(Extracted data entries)
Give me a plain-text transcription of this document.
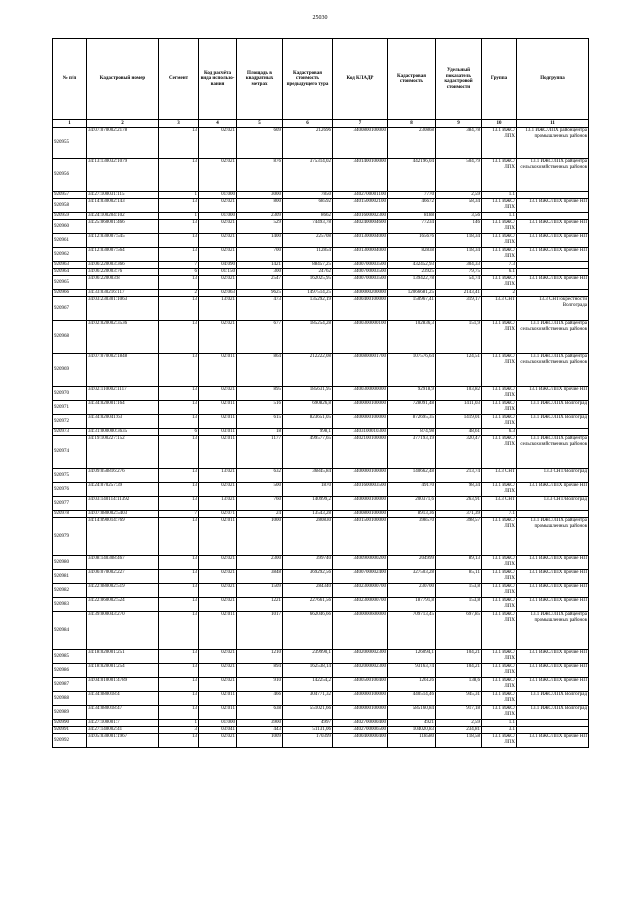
25030
№ п/п	Кадастровый номер	Сегмент	Код расчёта вида использо-вания	Площадь в квадратных метрах	Кадастровая стоимость предыдущего тура	Код КЛАДР	Кадастровая стоимость	Удельный показатель кадастровой стоимости	Группа	Подгруппа
1	2	3	4	5	6	7	8	9	10	11
920955	34:07:070002:2178	13	02:021	609	212696	3400800100000	230868	384,78	13.1 ИЖС/ЛПХ	13.1 ИЖС/ЛПХ районцентра промышленных районов
920956	34:13:130032:1079	13	02:021	876	375314,02	3401400100000	442196,04	504,79	13.1 ИЖС/ЛПХ	13.1 ИЖС/ЛПХ райцентра сельскохозяйственных районов
920957	34:27:100031:115	1	01:000	3000	7850	3402700001100	7770	2,59	1.1	
920958	34:14:030002:143	13	02:021	800	68592	3401500002100	46672	58,34	13.1 ИЖС/ЛПХ	13.1 ИЖС/ЛПХ прочие НП
920959	34:24:100204:102	1	01:000	2309	8662	3401600002300	8188	3,56	1.1	
920960	34:25:060001:466	13	02:021	529	74493,78	3402400004600	77234	146	13.1 ИЖС/ЛПХ	13.1 ИЖС/ЛПХ прочие НП
920961	34:12:030007:545	13	02:021	1400	225708	3401300004000	165676	118,34	13.1 ИЖС/ЛПХ	13.1 ИЖС/ЛПХ прочие НП
920962	34:12:030007:564	13	02:021	700	112854	3401300004000	82838	118,34	13.1 ИЖС/ЛПХ	13.1 ИЖС/ЛПХ прочие НП
920963	34:06:220003:366	7	04:090	1421	88457,25	3400700003500	432452,93	304,33	7.3	
920964	34:06:220003:76	6	01:150	300	24762	3400700003500	23925	79,75	6.1	
920965	34:06:220003:8	13	02:021	2547	162025,95	3400700003500	139422,78	54,74	13.1 ИЖС/ЛПХ	13.1 ИЖС/ЛПХ прочие НП
920966	34:33:030216:117	2	02:063	9625	1497514,25	3400000200000	12066681,25	2143,41	2	
920967	34:03:230301:1063	13	13:021	473	135292,19	3400400100000	150967,41	319,17	13.3 СНТ	13.3 СНТ/окрестности Волгограда
920968	34:02:020002:3536	13	02:021	677	185254,28	3400300000100	102836,3	151,9	13.1 ИЖС/ЛПХ	13.1 ИЖС/ЛПХ райцентра сельскохозяйственных районов
920969	34:07:070002:1848	13	02:011	864	212222,08	3400800001700	107576,64	124,51	13.1 ИЖС/ЛПХ	13.1 ИЖС/ЛПХ райцентра сельскохозяйственных районов
920970	34:02:110002:1117	13	02:021	895	185631,95	3400300000000	92918,9	103,82	13.1 ИЖС/ЛПХ	13.1 ИЖС/ЛПХ прочие НП
920971	34:34:020001:164	13	02:011	516	690826,8	3400000100000	728091,48	1411,03	13.1 ИЖС/ЛПХ	13.1 ИЖС/ЛПХ Волгоград
920972	34:34:020041:63	13	02:011	615	823651,05	3400000100000	872695,35	1419,01	13.1 ИЖС/ЛПХ	13.1 ИЖС/ЛПХ Волгоград
920973	34:31:000000:3635	6	03:011	18	998,1	3403100010300	874,98	48,61	6.3	
920974	34:19:100227:152	13	02:011	1177	499577,65	3402100100000	377193,19	320,47	13.1 ИЖС/ЛПХ	13.1 ИЖС/ЛПХ райцентра сельскохозяйственных районов
920975	34:09:050816:276	13	13:021	632	36845,84	3400000100000	140662,48	213,74	13.3 СНТ	13.3 СНТ/Волгоград
920976	34:24:070257:39	13	02:021	500	1870	3401600003500	49170	98,34	13.1 ИЖС/ЛПХ	13.1 ИЖС/ЛПХ прочие НП
920977	34:03:140114:11392	13	13:021	760	140999,2	3400000100000	200371,6	263,91	13.3 СНТ	13.3 СНТ/Волгоград
920978	34:07:080002:5403	7	02:071	24	13543,28	3400800100000	8913,36	371,39	7.1	
920979	34:14:090014:769	13	02:011	1000	280830	3401500100000	398570	398,57	13.1 ИЖС/ЛПХ	13.1 ИЖС/ЛПХ райцентра промышленных районов
920980	34:08:140308:467	13	02:021	2300	399740	3400900000200	204999	89,13	13.1 ИЖС/ЛПХ	13.1 ИЖС/ЛПХ прочие НП
920981	34:06:070002:227	13	02:021	3848	369292,56	3400700002400	327503,28	85,11	13.1 ИЖС/ЛПХ	13.1 ИЖС/ЛПХ прочие НП
920982	34:22:080002:519	13	02:021	1509	284340	3402300000700	230700	153,8	13.1 ИЖС/ЛПХ	13.1 ИЖС/ЛПХ прочие НП
920983	34:22:060002:524	13	02:021	1221	227661,56	3402300000700	187791,8	153,8	13.1 ИЖС/ЛПХ	13.1 ИЖС/ЛПХ прочие НП
920984	34:39:000043:270	13	02:011	1017	662046,66	3400000600000	709713,45	697,85	13.1 ИЖС/ЛПХ	13.1 ИЖС/ЛПХ райцентра промышленных районов
920985	34:18:020001:251	13	02:021	1210	239990,1	3402000002300	126094,1	104,21	13.1 ИЖС/ЛПХ	13.1 ИЖС/ЛПХ прочие НП
920986	34:18:020001:254	13	02:021	894	162538,14	3402000002300	93163,74	104,21	13.1 ИЖС/ЛПХ	13.1 ИЖС/ЛПХ прочие НП
920987	34:04:010001:4789	13	02:021	910	142254,2	3400500100400	126126	138,6	13.1 ИЖС/ЛПХ	13.1 ИЖС/ЛПХ прочие НП
920988	34:34:080018:4	13	02:011	466	304771,32	3400000100000	440514,46	945,31	13.1 ИЖС/ЛПХ	13.1 ИЖС/ЛПХ Волгоград
920989	34:34:080018:47	13	02:011	638	551021,66	3400000100000	585160,84	917,18	13.1 ИЖС/ЛПХ	13.1 ИЖС/ЛПХ Волгоград
920990	34:27:100001:7	1	01:000	3900	4997	3402700000400	4921	2,59	1.1	
920991	34:27:140002:41	3	03:041	443	51131,06	3402700006500	104020,83	234,81	3.1	
920992	34:05:030001:1967	13	02:021	1009	170399	3400400000400	118580	118,58	13.1 ИЖС/ЛПХ	13.1 ИЖС/ЛПХ прочие НП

§ What you should do
In the records above, find each line holding "сельскохозяйственных" and copy it.

§ Exercise output
920956	34:13:130032:1079	13	02:021	876	375314,02	3401400100000	442196,04	504,79	13.1 ИЖС/ЛПХ	13.1 ИЖС/ЛПХ райцентра сельскохозяйственных районов
920968	34:02:020002:3536	13	02:021	677	185254,28	3400300000100	102836,3	151,9	13.1 ИЖС/ЛПХ	13.1 ИЖС/ЛПХ райцентра сельскохозяйственных районов
920969	34:07:070002:1848	13	02:011	864	212222,08	3400800001700	107576,64	124,51	13.1 ИЖС/ЛПХ	13.1 ИЖС/ЛПХ райцентра сельскохозяйственных районов
920974	34:19:100227:152	13	02:011	1177	499577,65	3402100100000	377193,19	320,47	13.1 ИЖС/ЛПХ	13.1 ИЖС/ЛПХ райцентра сельскохозяйственных районов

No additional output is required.